▸ **Records**:
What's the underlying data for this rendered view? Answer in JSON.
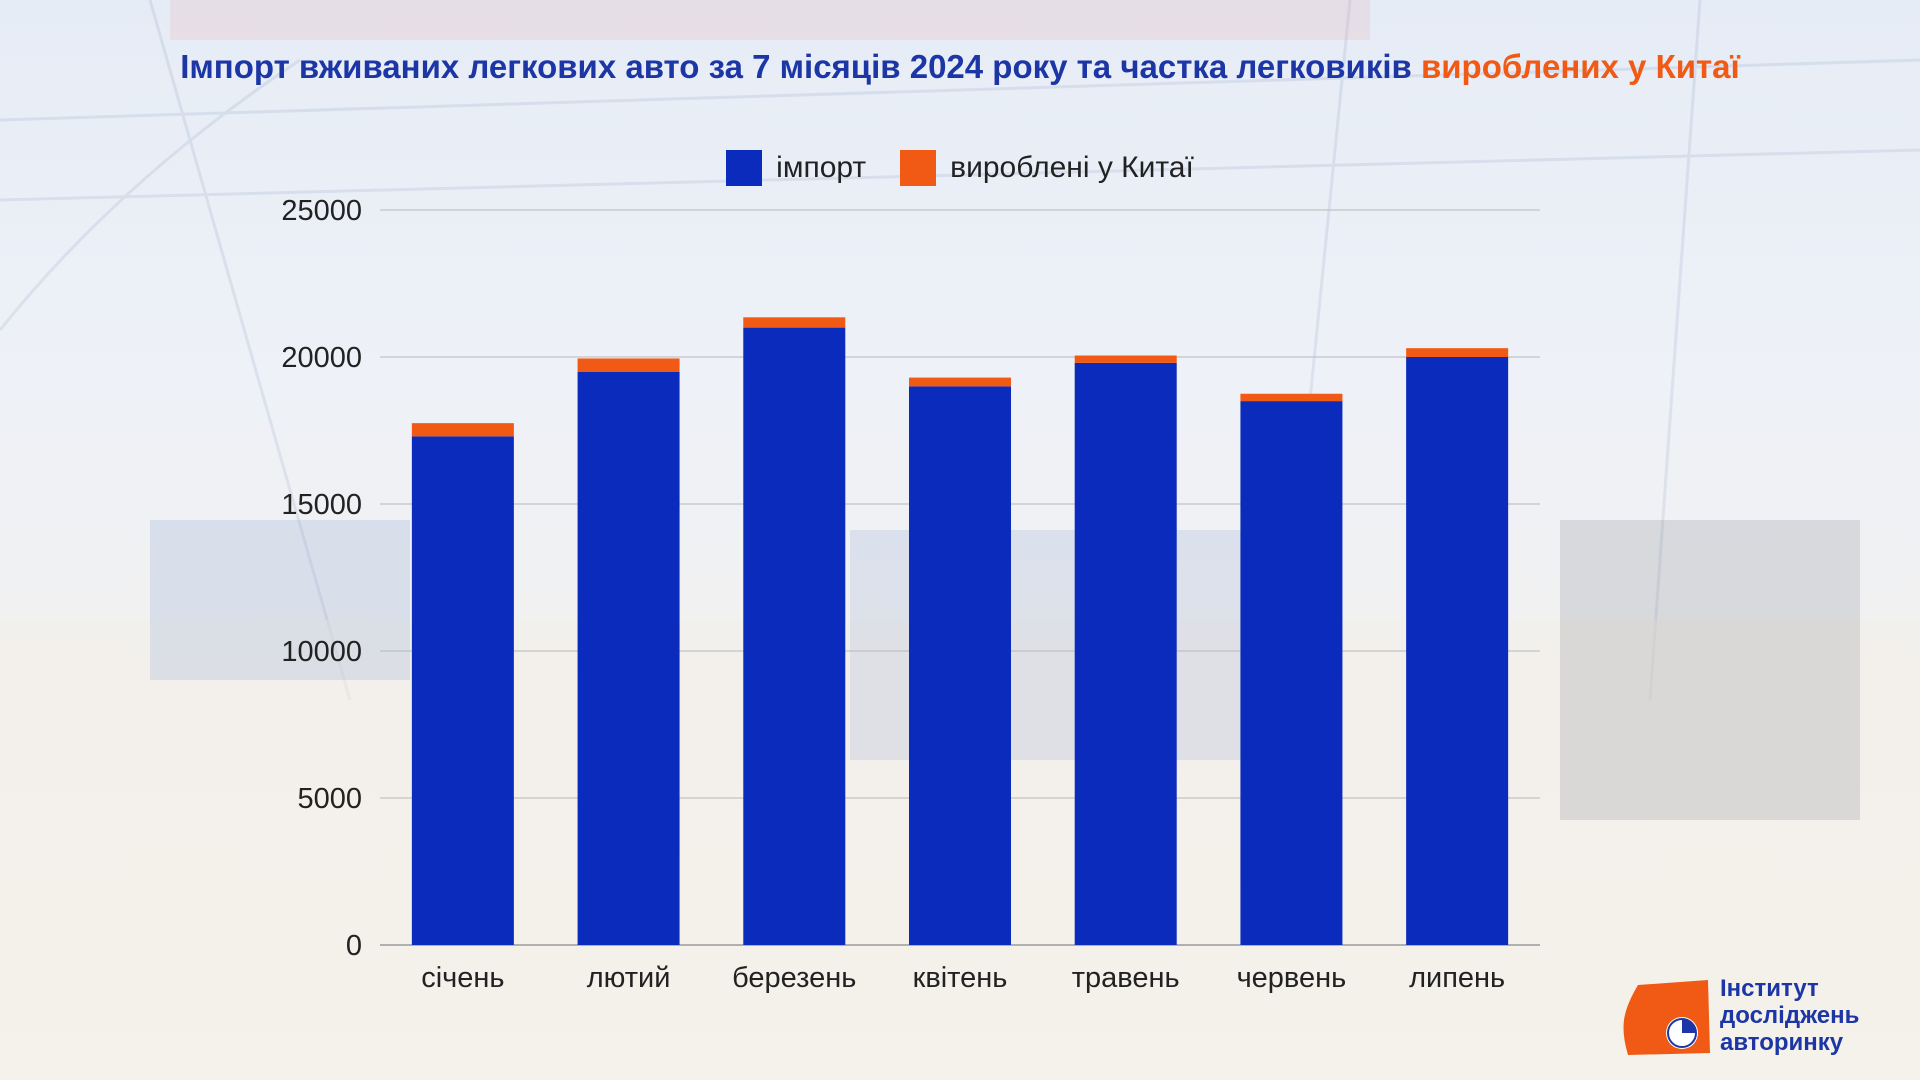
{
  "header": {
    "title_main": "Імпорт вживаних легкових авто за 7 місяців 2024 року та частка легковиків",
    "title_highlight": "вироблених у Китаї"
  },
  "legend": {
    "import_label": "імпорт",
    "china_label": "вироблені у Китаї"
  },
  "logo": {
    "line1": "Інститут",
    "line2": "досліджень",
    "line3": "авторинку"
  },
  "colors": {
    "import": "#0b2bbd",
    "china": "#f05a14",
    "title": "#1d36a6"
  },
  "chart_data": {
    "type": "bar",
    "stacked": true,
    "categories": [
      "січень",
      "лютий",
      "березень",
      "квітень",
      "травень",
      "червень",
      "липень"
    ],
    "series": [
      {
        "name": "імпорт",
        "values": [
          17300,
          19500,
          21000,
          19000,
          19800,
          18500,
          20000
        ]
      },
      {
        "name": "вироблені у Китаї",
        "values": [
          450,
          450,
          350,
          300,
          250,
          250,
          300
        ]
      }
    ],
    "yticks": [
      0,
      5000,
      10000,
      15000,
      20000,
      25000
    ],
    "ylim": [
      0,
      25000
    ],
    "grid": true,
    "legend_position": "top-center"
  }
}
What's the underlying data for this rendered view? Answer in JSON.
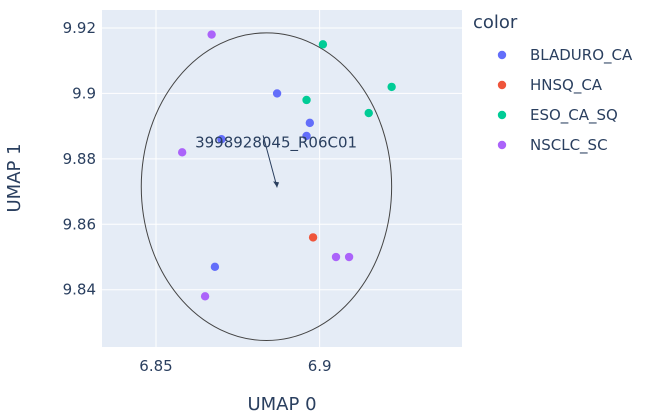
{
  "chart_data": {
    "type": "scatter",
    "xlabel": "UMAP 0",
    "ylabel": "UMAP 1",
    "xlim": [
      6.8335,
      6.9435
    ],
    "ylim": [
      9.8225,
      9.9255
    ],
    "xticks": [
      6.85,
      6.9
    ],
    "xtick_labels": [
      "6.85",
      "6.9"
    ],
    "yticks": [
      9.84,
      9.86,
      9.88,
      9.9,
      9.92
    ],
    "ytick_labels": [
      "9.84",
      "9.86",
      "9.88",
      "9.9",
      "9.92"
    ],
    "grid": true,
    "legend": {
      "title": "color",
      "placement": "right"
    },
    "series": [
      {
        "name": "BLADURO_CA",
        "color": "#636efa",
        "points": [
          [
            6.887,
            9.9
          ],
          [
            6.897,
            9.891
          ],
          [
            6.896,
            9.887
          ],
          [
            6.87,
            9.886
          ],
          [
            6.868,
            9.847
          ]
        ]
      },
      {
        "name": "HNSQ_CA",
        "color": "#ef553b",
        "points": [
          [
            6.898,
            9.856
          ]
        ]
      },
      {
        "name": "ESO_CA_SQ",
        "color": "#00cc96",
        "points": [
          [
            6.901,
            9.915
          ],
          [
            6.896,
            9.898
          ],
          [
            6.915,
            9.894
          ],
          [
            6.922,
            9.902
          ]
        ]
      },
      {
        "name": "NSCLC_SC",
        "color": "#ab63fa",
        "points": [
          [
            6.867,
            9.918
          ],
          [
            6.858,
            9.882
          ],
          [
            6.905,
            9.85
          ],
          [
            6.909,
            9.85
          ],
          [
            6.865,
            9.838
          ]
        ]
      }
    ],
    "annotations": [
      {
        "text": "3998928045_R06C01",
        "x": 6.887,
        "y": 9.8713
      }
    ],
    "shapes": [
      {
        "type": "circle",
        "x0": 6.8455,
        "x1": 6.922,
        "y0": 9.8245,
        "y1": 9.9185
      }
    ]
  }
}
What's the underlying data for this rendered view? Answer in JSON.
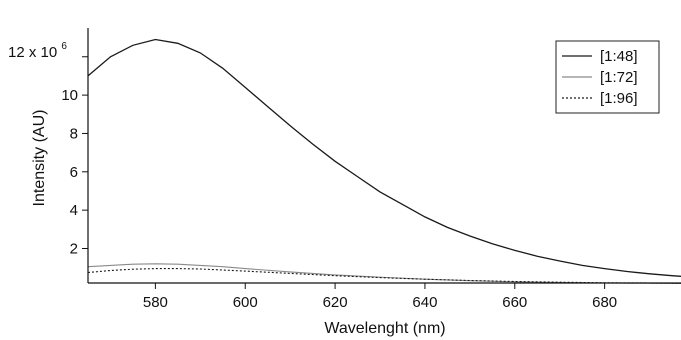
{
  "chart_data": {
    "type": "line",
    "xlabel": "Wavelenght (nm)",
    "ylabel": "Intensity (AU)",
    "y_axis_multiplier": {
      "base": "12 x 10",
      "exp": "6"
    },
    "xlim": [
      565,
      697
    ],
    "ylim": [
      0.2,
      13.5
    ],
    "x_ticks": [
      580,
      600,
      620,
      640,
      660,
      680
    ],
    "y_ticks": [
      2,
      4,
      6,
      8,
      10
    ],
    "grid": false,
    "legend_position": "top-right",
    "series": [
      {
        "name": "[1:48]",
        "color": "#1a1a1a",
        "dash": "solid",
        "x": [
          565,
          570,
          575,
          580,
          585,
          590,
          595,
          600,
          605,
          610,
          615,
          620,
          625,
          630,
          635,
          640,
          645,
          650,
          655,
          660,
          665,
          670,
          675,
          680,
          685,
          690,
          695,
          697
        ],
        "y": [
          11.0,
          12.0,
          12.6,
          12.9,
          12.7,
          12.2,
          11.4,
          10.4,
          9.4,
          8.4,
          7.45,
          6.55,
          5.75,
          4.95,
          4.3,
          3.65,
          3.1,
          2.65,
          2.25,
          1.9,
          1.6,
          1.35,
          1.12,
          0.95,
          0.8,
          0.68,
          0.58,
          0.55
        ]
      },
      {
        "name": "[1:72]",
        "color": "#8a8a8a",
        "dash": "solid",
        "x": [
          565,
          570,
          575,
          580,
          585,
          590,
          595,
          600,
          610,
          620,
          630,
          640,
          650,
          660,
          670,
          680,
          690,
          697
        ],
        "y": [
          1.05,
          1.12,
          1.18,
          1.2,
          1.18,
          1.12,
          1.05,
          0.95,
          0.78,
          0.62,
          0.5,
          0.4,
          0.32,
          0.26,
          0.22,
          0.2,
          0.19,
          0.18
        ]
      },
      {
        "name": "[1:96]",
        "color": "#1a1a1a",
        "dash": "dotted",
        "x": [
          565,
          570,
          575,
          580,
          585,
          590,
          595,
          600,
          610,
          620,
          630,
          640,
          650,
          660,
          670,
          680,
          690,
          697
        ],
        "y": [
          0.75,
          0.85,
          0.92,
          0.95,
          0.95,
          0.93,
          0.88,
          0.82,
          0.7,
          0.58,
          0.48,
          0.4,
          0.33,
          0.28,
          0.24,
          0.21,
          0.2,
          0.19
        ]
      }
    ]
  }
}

▸ **Task statement**: Each record must be quoted in full and exactly. Do not include the pictures.

▸ **Response for this exercise**:
What's the underlying data for this rendered view? Answer in JSON.
{
  "header": {
    "title_main": "Імпорт вживаних легкових авто за 7 місяців 2024 року та частка легковиків",
    "title_highlight": "вироблених у Китаї"
  },
  "legend": {
    "import_label": "імпорт",
    "china_label": "вироблені у Китаї"
  },
  "logo": {
    "line1": "Інститут",
    "line2": "досліджень",
    "line3": "авторинку"
  },
  "colors": {
    "import": "#0b2bbd",
    "china": "#f05a14",
    "title": "#1d36a6"
  },
  "chart_data": {
    "type": "bar",
    "stacked": true,
    "categories": [
      "січень",
      "лютий",
      "березень",
      "квітень",
      "травень",
      "червень",
      "липень"
    ],
    "series": [
      {
        "name": "імпорт",
        "values": [
          17300,
          19500,
          21000,
          19000,
          19800,
          18500,
          20000
        ]
      },
      {
        "name": "вироблені у Китаї",
        "values": [
          450,
          450,
          350,
          300,
          250,
          250,
          300
        ]
      }
    ],
    "yticks": [
      0,
      5000,
      10000,
      15000,
      20000,
      25000
    ],
    "ylim": [
      0,
      25000
    ],
    "grid": true,
    "legend_position": "top-center"
  }
}
What's the underlying data for this rendered view? Answer in JSON.
{
  "chart_data": {
    "type": "scatter",
    "xlabel": "UMAP 0",
    "ylabel": "UMAP 1",
    "xlim": [
      6.8335,
      6.9435
    ],
    "ylim": [
      9.8225,
      9.9255
    ],
    "xticks": [
      6.85,
      6.9
    ],
    "xtick_labels": [
      "6.85",
      "6.9"
    ],
    "yticks": [
      9.84,
      9.86,
      9.88,
      9.9,
      9.92
    ],
    "ytick_labels": [
      "9.84",
      "9.86",
      "9.88",
      "9.9",
      "9.92"
    ],
    "grid": true,
    "legend": {
      "title": "color",
      "placement": "right"
    },
    "series": [
      {
        "name": "BLADURO_CA",
        "color": "#636efa",
        "points": [
          [
            6.887,
            9.9
          ],
          [
            6.897,
            9.891
          ],
          [
            6.896,
            9.887
          ],
          [
            6.87,
            9.886
          ],
          [
            6.868,
            9.847
          ]
        ]
      },
      {
        "name": "HNSQ_CA",
        "color": "#ef553b",
        "points": [
          [
            6.898,
            9.856
          ]
        ]
      },
      {
        "name": "ESO_CA_SQ",
        "color": "#00cc96",
        "points": [
          [
            6.901,
            9.915
          ],
          [
            6.896,
            9.898
          ],
          [
            6.915,
            9.894
          ],
          [
            6.922,
            9.902
          ]
        ]
      },
      {
        "name": "NSCLC_SC",
        "color": "#ab63fa",
        "points": [
          [
            6.867,
            9.918
          ],
          [
            6.858,
            9.882
          ],
          [
            6.905,
            9.85
          ],
          [
            6.909,
            9.85
          ],
          [
            6.865,
            9.838
          ]
        ]
      }
    ],
    "annotations": [
      {
        "text": "3998928045_R06C01",
        "x": 6.887,
        "y": 9.8713
      }
    ],
    "shapes": [
      {
        "type": "circle",
        "x0": 6.8455,
        "x1": 6.922,
        "y0": 9.8245,
        "y1": 9.9185
      }
    ]
  }
}
What's the underlying data for this rendered view? Answer in JSON.
{
  "chart_data": {
    "type": "line",
    "xlabel": "Wavelenght (nm)",
    "ylabel": "Intensity (AU)",
    "y_axis_multiplier": {
      "base": "12 x 10",
      "exp": "6"
    },
    "xlim": [
      565,
      697
    ],
    "ylim": [
      0.2,
      13.5
    ],
    "x_ticks": [
      580,
      600,
      620,
      640,
      660,
      680
    ],
    "y_ticks": [
      2,
      4,
      6,
      8,
      10
    ],
    "grid": false,
    "legend_position": "top-right",
    "series": [
      {
        "name": "[1:48]",
        "color": "#1a1a1a",
        "dash": "solid",
        "x": [
          565,
          570,
          575,
          580,
          585,
          590,
          595,
          600,
          605,
          610,
          615,
          620,
          625,
          630,
          635,
          640,
          645,
          650,
          655,
          660,
          665,
          670,
          675,
          680,
          685,
          690,
          695,
          697
        ],
        "y": [
          11.0,
          12.0,
          12.6,
          12.9,
          12.7,
          12.2,
          11.4,
          10.4,
          9.4,
          8.4,
          7.45,
          6.55,
          5.75,
          4.95,
          4.3,
          3.65,
          3.1,
          2.65,
          2.25,
          1.9,
          1.6,
          1.35,
          1.12,
          0.95,
          0.8,
          0.68,
          0.58,
          0.55
        ]
      },
      {
        "name": "[1:72]",
        "color": "#8a8a8a",
        "dash": "solid",
        "x": [
          565,
          570,
          575,
          580,
          585,
          590,
          595,
          600,
          610,
          620,
          630,
          640,
          650,
          660,
          670,
          680,
          690,
          697
        ],
        "y": [
          1.05,
          1.12,
          1.18,
          1.2,
          1.18,
          1.12,
          1.05,
          0.95,
          0.78,
          0.62,
          0.5,
          0.4,
          0.32,
          0.26,
          0.22,
          0.2,
          0.19,
          0.18
        ]
      },
      {
        "name": "[1:96]",
        "color": "#1a1a1a",
        "dash": "dotted",
        "x": [
          565,
          570,
          575,
          580,
          585,
          590,
          595,
          600,
          610,
          620,
          630,
          640,
          650,
          660,
          670,
          680,
          690,
          697
        ],
        "y": [
          0.75,
          0.85,
          0.92,
          0.95,
          0.95,
          0.93,
          0.88,
          0.82,
          0.7,
          0.58,
          0.48,
          0.4,
          0.33,
          0.28,
          0.24,
          0.21,
          0.2,
          0.19
        ]
      }
    ]
  }
}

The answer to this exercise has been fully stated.